[Stored records]
============================================================

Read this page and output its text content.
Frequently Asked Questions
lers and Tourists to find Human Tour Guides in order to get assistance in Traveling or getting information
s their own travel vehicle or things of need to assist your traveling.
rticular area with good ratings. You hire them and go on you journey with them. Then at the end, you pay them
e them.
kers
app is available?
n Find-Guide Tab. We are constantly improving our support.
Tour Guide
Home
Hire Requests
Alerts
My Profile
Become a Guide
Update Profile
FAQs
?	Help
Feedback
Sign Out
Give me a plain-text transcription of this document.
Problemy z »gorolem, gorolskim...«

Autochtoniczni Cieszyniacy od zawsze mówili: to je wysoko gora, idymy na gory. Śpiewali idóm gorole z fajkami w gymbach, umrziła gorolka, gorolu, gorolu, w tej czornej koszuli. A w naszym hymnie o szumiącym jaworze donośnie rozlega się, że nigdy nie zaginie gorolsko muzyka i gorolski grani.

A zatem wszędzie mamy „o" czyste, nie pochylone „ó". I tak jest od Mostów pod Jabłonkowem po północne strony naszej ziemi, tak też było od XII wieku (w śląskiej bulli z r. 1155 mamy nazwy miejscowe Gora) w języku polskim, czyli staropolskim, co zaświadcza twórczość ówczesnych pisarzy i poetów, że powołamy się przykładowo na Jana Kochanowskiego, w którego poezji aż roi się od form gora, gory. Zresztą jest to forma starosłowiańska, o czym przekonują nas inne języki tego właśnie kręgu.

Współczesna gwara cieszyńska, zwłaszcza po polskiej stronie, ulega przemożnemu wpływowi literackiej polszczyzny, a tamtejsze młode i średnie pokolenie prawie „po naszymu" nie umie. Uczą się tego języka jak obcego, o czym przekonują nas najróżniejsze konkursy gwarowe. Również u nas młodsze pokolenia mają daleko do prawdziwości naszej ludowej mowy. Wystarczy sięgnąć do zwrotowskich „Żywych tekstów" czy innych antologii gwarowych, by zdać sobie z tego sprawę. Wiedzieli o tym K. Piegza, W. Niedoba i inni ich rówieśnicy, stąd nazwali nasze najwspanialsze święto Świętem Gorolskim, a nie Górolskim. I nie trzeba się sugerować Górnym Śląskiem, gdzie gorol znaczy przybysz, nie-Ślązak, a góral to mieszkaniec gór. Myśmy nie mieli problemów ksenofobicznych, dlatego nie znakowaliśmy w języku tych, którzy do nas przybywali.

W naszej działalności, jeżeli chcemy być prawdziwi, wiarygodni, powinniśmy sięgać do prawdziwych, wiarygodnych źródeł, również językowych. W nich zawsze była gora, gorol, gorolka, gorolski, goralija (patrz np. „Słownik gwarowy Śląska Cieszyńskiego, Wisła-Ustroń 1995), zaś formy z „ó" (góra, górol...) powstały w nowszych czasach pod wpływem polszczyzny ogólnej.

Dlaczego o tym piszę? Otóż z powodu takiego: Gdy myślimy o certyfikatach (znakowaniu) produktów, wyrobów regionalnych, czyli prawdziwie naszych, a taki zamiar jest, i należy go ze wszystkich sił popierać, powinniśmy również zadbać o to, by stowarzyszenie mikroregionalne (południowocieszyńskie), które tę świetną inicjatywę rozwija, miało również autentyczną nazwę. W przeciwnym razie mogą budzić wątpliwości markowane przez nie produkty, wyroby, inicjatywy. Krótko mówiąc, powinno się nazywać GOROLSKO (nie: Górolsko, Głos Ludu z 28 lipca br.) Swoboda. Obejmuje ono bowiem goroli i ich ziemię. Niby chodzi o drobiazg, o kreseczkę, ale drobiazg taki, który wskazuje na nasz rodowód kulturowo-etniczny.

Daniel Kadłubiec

============================================================

WHAT YOU ARE ASKED TO DO »
From the entries above, extract each line containing "text".

TASK RESPONSE »
Read this page and output its text content.
Give me a plain-text transcription of this document.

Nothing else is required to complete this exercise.